*EXERCISE DIRECTIONS*: Check every line of the entries for "title", and copy the lines that hold it.

********

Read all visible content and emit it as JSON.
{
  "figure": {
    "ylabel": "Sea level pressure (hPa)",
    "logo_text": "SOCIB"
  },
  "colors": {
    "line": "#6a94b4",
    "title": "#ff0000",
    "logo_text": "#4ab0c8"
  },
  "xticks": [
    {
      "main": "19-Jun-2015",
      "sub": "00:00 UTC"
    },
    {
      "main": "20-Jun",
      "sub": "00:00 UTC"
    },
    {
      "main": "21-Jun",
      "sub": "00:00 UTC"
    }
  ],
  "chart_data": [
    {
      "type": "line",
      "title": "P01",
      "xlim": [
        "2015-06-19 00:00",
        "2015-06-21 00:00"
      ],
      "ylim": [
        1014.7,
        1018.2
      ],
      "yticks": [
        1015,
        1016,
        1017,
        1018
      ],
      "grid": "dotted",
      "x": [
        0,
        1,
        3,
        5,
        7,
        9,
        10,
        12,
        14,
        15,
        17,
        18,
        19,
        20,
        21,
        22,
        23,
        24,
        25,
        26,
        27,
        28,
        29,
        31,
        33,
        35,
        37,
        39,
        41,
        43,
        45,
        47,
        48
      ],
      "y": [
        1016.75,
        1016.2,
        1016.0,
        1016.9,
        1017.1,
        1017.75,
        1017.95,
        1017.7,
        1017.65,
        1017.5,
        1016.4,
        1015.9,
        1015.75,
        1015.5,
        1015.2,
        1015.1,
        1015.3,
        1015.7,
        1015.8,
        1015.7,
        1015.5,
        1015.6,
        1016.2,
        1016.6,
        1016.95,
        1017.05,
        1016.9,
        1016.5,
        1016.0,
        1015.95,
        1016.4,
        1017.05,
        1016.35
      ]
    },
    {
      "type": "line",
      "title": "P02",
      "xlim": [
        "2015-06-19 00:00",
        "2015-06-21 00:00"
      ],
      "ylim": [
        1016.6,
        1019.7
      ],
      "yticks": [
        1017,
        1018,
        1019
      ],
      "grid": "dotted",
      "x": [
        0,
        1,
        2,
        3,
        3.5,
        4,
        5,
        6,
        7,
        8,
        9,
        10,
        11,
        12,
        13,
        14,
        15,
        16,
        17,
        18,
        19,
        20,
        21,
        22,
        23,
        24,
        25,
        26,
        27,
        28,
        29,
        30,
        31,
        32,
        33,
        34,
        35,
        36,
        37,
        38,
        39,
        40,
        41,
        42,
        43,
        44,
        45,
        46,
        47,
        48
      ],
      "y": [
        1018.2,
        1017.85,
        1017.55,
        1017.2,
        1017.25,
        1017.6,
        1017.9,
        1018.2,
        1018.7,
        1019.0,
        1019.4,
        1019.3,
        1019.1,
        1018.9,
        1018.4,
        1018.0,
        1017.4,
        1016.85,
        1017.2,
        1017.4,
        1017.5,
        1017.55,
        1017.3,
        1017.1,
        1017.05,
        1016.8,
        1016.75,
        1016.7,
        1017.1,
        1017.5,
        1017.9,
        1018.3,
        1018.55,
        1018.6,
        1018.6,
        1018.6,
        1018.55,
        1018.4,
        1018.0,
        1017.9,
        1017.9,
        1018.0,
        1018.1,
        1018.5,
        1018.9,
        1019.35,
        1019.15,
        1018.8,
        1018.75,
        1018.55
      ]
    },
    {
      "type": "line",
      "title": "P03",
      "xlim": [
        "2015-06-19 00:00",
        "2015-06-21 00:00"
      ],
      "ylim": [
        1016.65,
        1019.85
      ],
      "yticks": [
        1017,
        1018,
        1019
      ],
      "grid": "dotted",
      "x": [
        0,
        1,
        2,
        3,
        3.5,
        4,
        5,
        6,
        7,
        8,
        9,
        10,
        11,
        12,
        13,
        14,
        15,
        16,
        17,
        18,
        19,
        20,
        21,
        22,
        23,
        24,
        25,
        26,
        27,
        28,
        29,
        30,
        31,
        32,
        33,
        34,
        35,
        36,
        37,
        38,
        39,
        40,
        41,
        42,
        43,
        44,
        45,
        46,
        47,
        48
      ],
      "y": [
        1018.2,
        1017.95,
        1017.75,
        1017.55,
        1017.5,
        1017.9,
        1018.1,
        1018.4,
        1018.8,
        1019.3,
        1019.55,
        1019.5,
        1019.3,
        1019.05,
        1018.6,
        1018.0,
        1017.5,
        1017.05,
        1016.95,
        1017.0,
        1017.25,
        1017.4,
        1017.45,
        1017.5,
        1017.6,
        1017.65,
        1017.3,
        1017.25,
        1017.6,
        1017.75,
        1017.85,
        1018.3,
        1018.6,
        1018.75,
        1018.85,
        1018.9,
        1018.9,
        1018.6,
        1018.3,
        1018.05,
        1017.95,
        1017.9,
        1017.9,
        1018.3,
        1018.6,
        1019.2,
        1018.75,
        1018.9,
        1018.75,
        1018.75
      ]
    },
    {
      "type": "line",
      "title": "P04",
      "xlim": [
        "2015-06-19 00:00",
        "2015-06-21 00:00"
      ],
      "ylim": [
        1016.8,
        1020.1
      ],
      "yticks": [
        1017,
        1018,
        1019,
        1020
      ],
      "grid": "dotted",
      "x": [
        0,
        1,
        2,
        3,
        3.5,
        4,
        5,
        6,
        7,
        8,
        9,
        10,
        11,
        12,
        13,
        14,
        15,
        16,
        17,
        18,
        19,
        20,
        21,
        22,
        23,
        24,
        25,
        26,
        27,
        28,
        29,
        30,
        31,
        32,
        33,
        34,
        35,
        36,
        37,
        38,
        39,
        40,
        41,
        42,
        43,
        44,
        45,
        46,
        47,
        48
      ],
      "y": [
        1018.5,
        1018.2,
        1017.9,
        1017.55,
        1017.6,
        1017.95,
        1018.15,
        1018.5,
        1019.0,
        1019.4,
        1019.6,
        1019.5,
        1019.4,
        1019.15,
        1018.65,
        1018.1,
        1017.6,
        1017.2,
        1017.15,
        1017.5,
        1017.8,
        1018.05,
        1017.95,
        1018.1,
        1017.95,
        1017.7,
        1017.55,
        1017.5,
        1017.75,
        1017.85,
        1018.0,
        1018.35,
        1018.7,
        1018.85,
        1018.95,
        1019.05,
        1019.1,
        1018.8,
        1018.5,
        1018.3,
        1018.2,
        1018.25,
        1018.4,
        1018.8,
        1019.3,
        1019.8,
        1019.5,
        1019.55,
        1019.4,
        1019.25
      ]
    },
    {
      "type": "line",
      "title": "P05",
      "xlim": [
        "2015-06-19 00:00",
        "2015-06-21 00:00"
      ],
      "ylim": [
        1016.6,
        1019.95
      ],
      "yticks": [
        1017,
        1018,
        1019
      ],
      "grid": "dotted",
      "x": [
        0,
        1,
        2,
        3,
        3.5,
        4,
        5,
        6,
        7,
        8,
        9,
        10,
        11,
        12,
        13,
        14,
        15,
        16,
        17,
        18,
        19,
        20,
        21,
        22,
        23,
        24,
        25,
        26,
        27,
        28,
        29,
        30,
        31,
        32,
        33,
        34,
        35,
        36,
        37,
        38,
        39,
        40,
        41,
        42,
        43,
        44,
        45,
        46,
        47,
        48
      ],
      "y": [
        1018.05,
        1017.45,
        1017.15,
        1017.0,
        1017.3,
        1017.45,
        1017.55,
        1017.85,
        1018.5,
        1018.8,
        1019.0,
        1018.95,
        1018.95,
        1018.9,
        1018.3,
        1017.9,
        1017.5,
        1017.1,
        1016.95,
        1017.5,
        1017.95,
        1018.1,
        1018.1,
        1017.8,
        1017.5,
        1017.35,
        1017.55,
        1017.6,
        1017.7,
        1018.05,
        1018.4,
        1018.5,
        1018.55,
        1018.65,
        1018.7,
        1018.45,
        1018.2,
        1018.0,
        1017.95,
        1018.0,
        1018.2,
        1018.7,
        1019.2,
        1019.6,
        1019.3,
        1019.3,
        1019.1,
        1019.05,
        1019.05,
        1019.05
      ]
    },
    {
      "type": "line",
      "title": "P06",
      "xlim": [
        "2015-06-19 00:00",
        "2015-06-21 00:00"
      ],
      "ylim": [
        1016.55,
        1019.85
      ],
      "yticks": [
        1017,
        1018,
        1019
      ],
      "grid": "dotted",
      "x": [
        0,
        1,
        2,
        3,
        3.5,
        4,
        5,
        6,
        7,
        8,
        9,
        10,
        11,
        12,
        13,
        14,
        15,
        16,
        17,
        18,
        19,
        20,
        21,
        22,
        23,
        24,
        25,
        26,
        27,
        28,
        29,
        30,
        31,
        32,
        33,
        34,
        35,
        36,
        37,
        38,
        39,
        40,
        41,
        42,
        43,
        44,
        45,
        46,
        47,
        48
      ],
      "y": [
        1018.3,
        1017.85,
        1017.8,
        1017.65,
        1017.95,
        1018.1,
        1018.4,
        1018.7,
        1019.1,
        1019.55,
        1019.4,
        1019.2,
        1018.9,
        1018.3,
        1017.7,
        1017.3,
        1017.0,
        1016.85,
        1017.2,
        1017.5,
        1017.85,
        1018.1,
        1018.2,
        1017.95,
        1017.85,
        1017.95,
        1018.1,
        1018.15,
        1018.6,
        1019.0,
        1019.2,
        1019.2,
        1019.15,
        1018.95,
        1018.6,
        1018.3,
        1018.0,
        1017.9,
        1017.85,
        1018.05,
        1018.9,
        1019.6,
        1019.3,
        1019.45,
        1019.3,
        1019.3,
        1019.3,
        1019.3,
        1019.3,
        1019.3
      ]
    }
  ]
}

********

*PROBLEM SOLUTION*:
    "title": "#ff0000",
      "title": "P01",
      "title": "P02",
      "title": "P03",
      "title": "P04",
      "title": "P05",
      "title": "P06",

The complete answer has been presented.